--- Start PROVIDED MATERIAL ---
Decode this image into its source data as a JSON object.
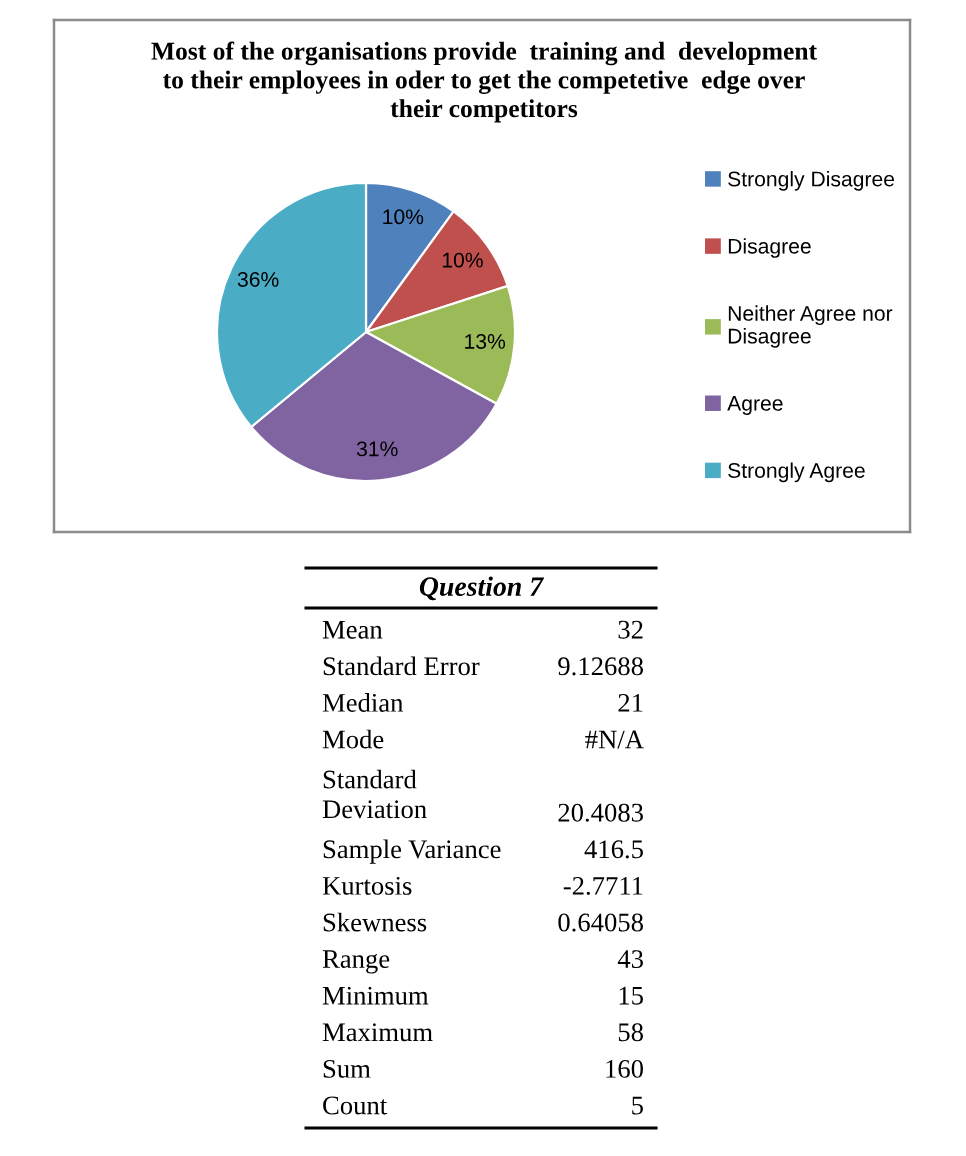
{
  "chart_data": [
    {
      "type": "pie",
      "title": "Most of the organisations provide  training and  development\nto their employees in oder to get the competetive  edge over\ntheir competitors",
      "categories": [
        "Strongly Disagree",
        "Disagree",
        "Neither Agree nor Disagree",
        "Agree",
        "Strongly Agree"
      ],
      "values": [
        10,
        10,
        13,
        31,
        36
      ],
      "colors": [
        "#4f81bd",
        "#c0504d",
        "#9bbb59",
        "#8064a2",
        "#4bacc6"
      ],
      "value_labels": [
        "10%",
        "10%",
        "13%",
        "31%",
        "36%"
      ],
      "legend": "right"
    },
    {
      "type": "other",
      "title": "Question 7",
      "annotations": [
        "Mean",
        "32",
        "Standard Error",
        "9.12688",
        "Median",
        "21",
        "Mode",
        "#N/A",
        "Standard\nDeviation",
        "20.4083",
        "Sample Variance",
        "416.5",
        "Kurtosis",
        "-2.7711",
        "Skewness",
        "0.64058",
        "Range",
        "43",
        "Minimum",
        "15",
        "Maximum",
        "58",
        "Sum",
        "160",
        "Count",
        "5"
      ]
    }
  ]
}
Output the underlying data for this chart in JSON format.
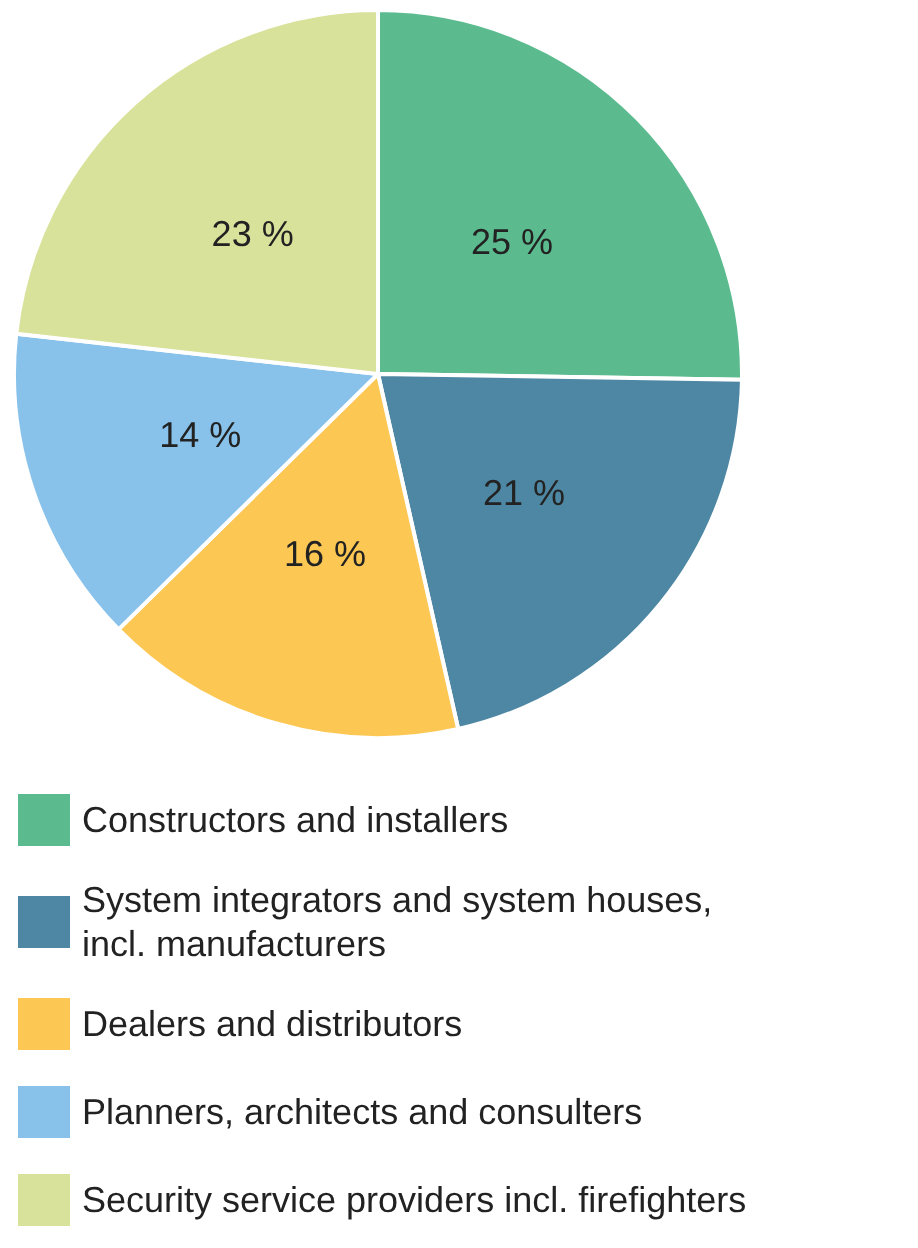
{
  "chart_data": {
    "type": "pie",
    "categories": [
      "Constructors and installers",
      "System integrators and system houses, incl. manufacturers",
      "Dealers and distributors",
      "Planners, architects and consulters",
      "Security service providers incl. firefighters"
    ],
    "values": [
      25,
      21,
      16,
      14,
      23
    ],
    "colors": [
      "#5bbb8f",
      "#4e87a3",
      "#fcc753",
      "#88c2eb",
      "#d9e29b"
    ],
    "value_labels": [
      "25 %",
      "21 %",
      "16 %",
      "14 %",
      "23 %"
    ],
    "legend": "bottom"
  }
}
--- End PROVIDED MATERIAL ---
• _PROMPT_
Find every line in the records above that holds the word "this", and copy each one.

• _RESPONSE TO THE TASK_
Decode this image into its source data as a JSON object.
Output the underlying data for this chart in JSON format.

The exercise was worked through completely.